## [Task goal]
State the number of lines in these records holding "Does". Say nothing more.

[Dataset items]
--

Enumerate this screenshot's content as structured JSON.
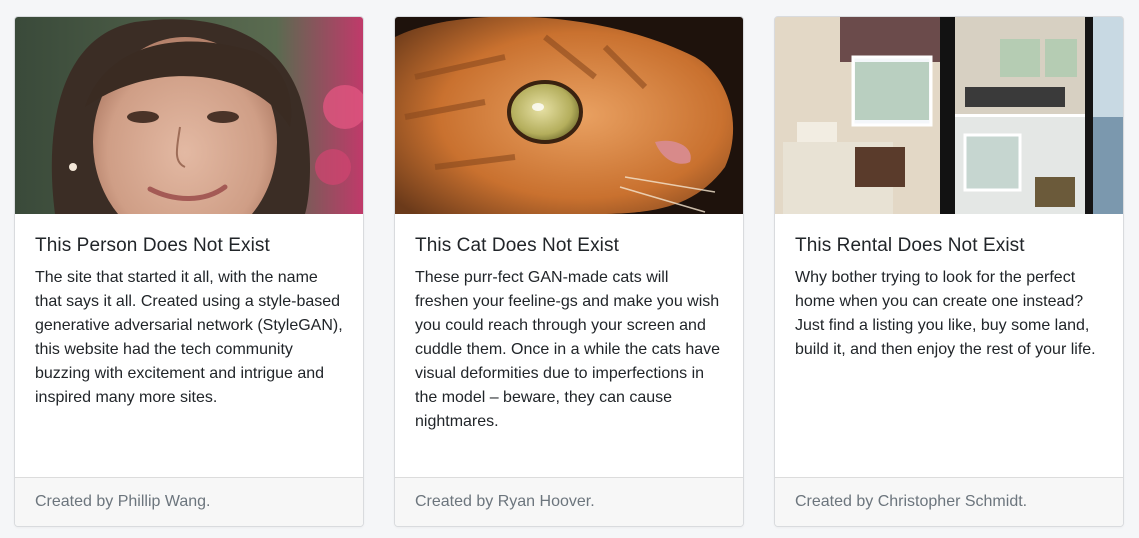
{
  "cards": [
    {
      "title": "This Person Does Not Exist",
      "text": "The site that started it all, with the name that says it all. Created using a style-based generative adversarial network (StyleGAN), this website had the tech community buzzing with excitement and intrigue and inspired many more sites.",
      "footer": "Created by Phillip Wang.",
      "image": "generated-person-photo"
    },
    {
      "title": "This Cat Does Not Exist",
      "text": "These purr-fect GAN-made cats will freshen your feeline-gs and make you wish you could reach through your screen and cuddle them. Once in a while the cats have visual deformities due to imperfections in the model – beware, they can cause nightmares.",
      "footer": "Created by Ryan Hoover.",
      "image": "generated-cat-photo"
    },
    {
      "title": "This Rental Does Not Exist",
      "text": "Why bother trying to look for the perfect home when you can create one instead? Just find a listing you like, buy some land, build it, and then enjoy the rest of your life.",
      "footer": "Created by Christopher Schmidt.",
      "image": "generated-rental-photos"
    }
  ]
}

--

## [Answer to this problem]
3